(Excerpt from a dataset)
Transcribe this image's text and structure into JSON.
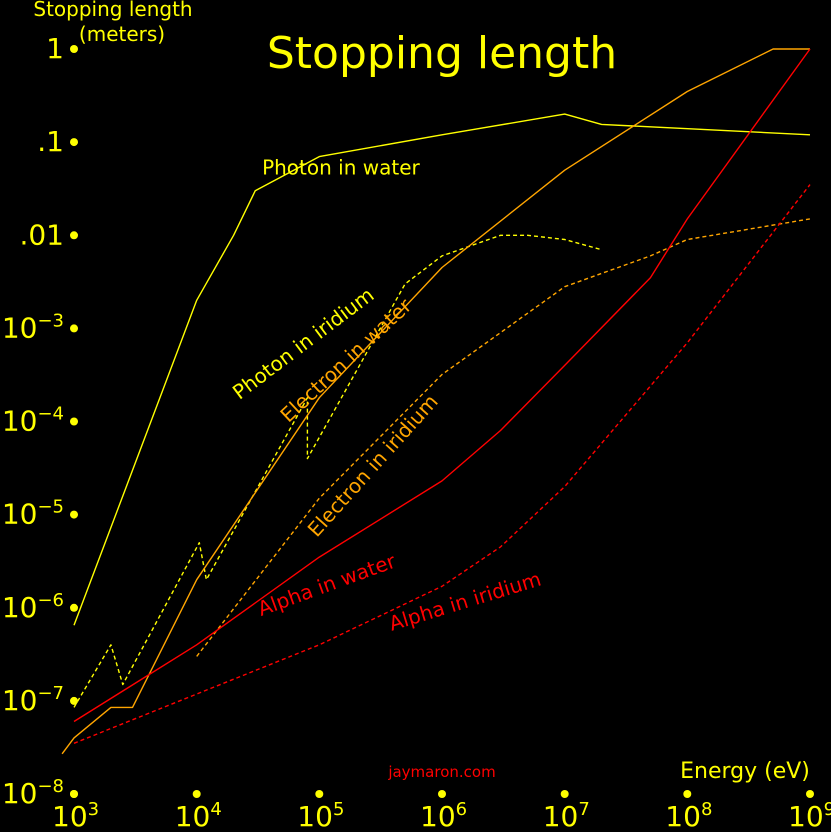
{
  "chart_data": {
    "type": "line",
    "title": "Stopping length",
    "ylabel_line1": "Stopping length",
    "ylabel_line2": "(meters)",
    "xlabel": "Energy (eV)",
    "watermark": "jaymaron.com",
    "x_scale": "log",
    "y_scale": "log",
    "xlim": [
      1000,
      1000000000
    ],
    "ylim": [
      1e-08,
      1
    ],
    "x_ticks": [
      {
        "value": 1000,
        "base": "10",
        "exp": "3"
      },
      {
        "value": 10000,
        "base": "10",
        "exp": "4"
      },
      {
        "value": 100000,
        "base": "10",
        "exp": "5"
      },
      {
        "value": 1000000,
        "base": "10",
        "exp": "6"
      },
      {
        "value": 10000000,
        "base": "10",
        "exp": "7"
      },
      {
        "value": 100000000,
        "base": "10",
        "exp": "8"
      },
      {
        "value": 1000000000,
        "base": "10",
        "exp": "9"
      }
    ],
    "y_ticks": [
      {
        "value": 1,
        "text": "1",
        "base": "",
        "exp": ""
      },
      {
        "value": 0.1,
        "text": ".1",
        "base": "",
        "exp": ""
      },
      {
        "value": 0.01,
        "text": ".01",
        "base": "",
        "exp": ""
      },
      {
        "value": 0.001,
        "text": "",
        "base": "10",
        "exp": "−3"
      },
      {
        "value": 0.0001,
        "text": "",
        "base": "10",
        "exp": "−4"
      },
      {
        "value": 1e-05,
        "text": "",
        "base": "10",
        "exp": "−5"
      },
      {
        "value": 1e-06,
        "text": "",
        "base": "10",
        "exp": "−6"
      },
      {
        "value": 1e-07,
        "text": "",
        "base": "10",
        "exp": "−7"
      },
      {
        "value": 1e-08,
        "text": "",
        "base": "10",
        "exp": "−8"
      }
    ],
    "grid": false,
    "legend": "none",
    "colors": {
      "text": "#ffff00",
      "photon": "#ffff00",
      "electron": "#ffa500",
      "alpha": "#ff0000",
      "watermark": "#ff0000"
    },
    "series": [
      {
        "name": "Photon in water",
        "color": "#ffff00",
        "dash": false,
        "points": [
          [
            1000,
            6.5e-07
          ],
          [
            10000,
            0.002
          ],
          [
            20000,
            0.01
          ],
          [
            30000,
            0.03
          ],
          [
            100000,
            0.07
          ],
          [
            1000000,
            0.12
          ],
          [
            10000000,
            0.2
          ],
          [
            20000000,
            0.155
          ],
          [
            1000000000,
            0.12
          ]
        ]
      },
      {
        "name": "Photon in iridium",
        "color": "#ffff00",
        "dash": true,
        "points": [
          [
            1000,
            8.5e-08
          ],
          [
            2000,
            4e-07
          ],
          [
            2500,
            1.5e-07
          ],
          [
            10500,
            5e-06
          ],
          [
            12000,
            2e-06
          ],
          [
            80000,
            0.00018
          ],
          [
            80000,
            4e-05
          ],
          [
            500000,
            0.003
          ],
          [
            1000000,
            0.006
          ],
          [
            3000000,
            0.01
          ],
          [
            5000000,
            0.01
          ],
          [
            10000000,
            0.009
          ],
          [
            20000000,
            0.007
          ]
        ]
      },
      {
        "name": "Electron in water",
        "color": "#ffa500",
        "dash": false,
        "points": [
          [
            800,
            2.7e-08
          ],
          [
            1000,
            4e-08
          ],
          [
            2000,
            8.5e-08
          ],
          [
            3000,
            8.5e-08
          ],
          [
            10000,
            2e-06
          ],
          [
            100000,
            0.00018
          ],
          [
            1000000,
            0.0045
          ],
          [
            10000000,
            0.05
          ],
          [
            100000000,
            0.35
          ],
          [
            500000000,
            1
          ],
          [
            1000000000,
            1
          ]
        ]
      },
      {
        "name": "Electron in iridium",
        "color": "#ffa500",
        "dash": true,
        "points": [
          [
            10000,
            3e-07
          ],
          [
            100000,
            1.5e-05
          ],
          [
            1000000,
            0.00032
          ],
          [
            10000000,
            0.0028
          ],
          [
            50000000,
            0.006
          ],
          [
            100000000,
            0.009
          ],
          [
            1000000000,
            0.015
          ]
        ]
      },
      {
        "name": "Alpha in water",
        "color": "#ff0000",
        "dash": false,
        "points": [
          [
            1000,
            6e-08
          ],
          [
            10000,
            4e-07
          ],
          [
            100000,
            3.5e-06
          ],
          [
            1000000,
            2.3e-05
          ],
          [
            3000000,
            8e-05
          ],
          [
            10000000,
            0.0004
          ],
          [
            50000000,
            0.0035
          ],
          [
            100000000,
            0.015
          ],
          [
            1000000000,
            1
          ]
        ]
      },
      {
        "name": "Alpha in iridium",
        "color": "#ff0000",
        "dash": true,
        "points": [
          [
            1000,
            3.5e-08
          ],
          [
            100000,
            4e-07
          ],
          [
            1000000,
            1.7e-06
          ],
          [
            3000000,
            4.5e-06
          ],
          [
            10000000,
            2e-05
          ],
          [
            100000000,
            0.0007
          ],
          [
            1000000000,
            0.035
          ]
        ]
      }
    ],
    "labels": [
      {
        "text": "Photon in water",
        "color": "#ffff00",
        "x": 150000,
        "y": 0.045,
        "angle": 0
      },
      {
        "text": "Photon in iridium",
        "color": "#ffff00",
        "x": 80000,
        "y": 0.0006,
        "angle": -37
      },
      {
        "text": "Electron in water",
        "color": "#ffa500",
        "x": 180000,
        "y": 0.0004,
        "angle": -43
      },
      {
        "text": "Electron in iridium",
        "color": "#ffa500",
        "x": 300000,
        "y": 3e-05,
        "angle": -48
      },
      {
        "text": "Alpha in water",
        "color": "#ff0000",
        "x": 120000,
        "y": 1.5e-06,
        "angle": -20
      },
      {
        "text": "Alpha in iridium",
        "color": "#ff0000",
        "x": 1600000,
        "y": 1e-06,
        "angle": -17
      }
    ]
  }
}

* * *

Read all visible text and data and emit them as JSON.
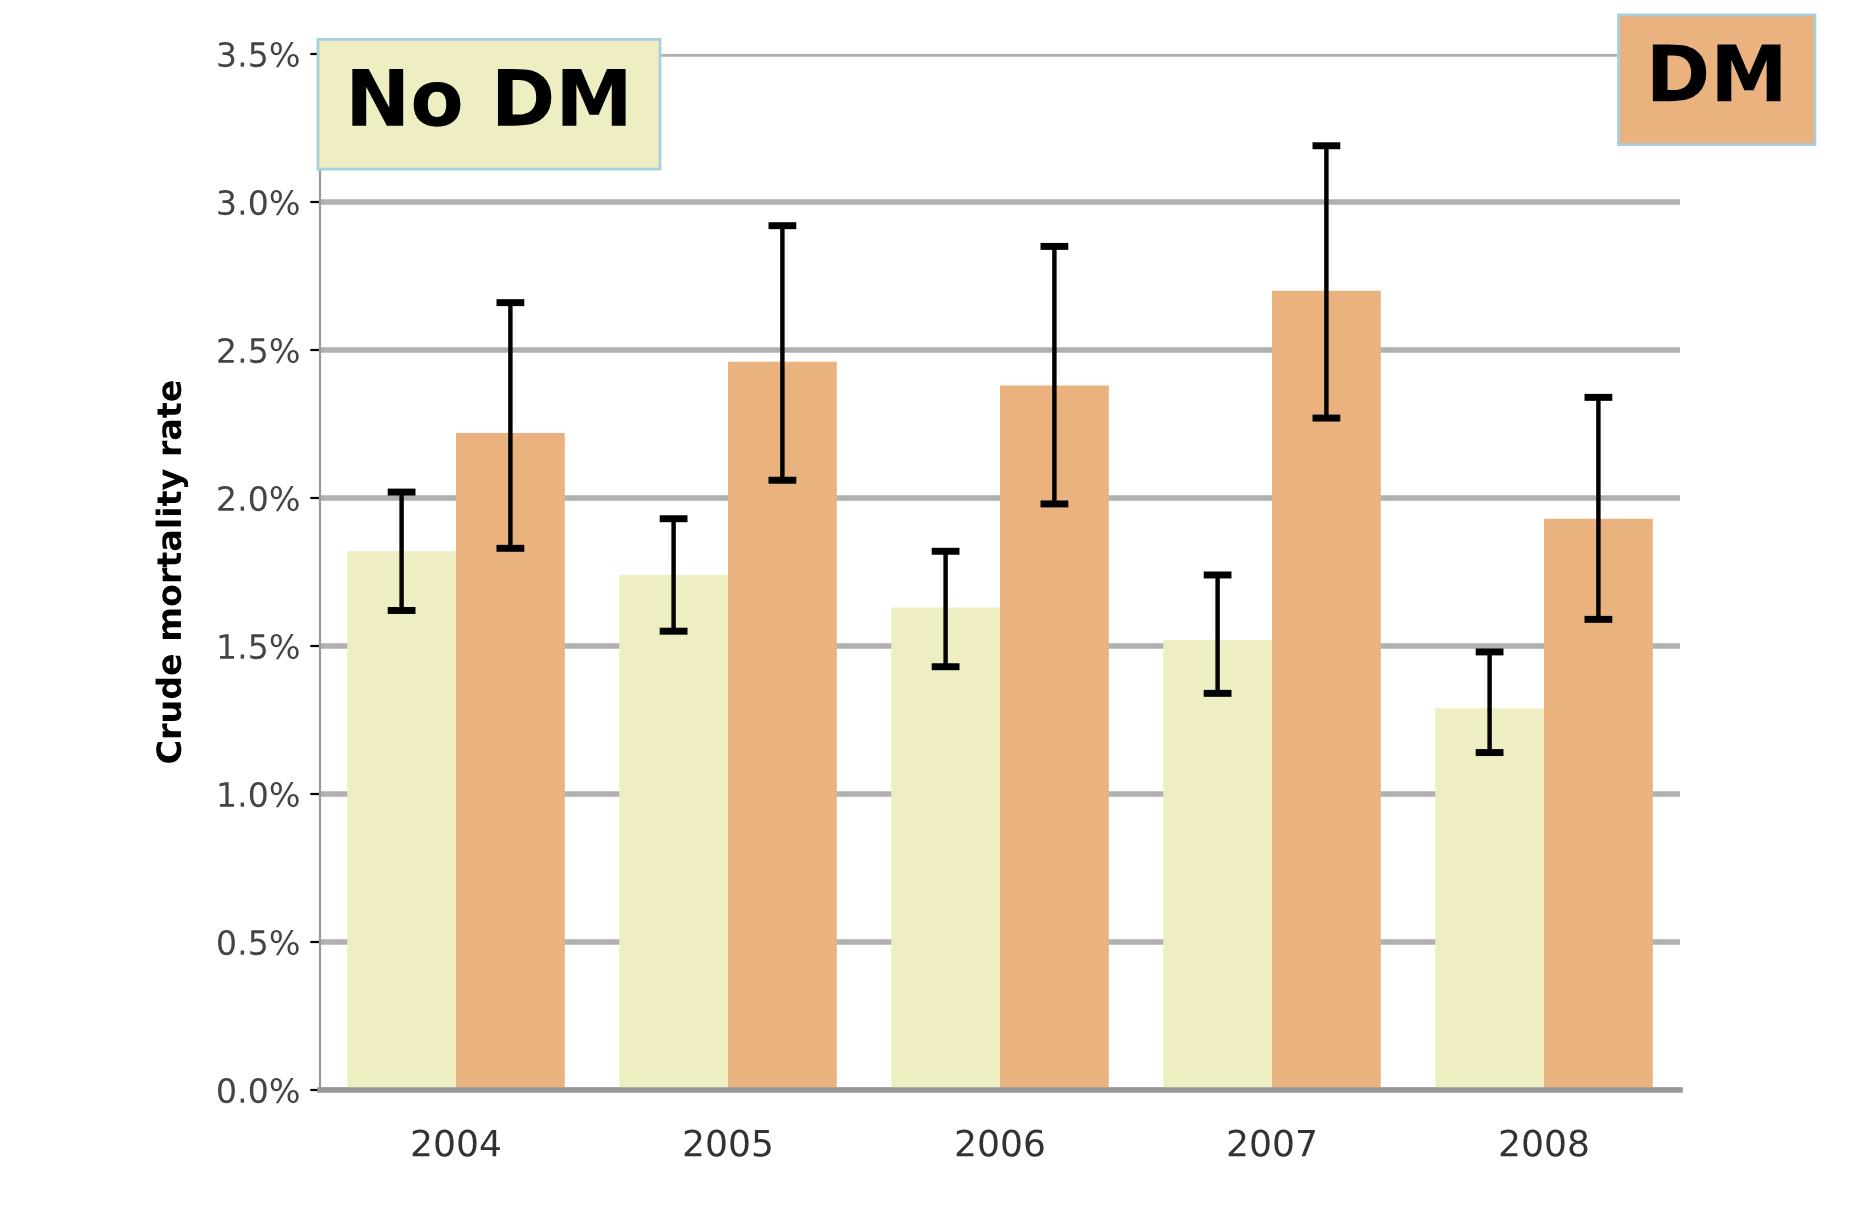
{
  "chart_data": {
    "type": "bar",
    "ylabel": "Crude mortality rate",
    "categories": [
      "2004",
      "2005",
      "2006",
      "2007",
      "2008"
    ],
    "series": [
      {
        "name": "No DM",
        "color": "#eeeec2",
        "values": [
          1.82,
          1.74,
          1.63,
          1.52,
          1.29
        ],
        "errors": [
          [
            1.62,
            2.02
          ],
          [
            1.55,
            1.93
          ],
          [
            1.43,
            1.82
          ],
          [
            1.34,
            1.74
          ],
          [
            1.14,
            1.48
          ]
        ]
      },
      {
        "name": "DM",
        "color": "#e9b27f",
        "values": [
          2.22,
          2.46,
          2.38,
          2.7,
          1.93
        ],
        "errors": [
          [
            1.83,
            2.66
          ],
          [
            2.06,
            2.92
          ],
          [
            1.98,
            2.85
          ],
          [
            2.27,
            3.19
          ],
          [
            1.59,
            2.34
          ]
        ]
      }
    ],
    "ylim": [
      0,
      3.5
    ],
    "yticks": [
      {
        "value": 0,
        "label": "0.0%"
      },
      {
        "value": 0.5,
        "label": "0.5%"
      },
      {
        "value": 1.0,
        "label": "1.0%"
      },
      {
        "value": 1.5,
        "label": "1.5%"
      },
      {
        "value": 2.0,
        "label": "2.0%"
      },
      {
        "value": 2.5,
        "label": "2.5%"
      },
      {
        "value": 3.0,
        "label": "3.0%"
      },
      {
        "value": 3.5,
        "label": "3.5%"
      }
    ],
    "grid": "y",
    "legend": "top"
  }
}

Work instructions: Work out how many lines of the listing above include the word "name". Report only the number.

Result: 8